Input data =>
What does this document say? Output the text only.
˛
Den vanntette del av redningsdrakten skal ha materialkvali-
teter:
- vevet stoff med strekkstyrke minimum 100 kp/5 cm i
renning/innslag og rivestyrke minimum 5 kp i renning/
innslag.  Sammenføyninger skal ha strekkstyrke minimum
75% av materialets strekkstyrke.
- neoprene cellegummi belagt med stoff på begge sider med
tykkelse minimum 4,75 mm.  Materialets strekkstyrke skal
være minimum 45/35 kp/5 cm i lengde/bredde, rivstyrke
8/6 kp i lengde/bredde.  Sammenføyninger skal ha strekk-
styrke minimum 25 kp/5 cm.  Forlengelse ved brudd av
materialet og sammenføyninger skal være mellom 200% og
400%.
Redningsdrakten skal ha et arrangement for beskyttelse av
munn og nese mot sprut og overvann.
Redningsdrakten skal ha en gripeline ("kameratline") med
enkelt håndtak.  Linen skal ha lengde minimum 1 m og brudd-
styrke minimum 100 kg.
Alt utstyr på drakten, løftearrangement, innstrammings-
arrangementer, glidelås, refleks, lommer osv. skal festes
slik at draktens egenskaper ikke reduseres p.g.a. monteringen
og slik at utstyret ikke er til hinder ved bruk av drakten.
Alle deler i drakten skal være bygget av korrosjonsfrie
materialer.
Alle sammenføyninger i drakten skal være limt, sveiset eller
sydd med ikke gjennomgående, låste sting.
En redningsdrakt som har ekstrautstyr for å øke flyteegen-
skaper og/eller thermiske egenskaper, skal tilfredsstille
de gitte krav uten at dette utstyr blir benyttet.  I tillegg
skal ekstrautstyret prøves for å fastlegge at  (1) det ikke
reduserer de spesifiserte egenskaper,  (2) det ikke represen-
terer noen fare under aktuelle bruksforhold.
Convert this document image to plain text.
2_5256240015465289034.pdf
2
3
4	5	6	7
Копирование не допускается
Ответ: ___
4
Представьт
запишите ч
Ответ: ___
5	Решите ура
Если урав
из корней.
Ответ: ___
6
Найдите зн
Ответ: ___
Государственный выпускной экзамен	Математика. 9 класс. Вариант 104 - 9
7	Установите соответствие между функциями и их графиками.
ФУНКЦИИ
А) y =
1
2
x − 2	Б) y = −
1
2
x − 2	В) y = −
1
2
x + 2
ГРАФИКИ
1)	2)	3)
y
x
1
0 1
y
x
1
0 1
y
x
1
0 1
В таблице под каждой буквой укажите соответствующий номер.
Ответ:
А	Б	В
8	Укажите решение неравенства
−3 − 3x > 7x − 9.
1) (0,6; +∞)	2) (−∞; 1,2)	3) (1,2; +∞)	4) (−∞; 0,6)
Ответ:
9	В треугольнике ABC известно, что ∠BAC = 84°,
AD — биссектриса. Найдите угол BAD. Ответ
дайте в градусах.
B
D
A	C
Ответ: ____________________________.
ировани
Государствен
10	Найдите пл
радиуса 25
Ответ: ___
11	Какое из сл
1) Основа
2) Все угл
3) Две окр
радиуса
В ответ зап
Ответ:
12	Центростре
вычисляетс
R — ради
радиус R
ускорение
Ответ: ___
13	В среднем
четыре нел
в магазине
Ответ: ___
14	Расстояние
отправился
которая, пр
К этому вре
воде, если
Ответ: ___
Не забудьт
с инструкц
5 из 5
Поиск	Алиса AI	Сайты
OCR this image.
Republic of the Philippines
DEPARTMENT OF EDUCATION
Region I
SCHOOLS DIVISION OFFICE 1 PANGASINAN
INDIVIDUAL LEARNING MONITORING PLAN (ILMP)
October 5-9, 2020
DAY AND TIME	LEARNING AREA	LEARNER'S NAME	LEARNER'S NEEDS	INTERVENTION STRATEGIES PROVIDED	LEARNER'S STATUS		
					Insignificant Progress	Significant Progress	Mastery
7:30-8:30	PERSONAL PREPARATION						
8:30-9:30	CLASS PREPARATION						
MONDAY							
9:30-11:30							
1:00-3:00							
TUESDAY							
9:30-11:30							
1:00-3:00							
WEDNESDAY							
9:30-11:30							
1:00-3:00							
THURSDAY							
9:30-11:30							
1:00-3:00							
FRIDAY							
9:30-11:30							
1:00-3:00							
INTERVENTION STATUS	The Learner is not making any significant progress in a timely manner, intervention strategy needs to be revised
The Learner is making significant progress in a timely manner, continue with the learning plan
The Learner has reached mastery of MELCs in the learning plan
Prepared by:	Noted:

Written problem =>
Copy out the lines starting at the one containing "OCR this image." and ending with the last line of the entries. Include nothing else.

Right answer =>
OCR this image.
Republic of the Philippines
DEPARTMENT OF EDUCATION
Region I
SCHOOLS DIVISION OFFICE 1 PANGASINAN
INDIVIDUAL LEARNING MONITORING PLAN (ILMP)
October 5-9, 2020
DAY AND TIME	LEARNING AREA	LEARNER'S NAME	LEARNER'S NEEDS	INTERVENTION STRATEGIES PROVIDED	LEARNER'S STATUS		
					Insignificant Progress	Significant Progress	Mastery
7:30-8:30	PERSONAL PREPARATION						
8:30-9:30	CLASS PREPARATION						
MONDAY							
9:30-11:30							
1:00-3:00							
TUESDAY							
9:30-11:30							
1:00-3:00							
WEDNESDAY							
9:30-11:30							
1:00-3:00							
THURSDAY							
9:30-11:30							
1:00-3:00							
FRIDAY							
9:30-11:30							
1:00-3:00							
INTERVENTION STATUS	The Learner is not making any significant progress in a timely manner, intervention strategy needs to be revised
The Learner is making significant progress in a timely manner, continue with the learning plan
The Learner has reached mastery of MELCs in the learning plan
Prepared by:	Noted:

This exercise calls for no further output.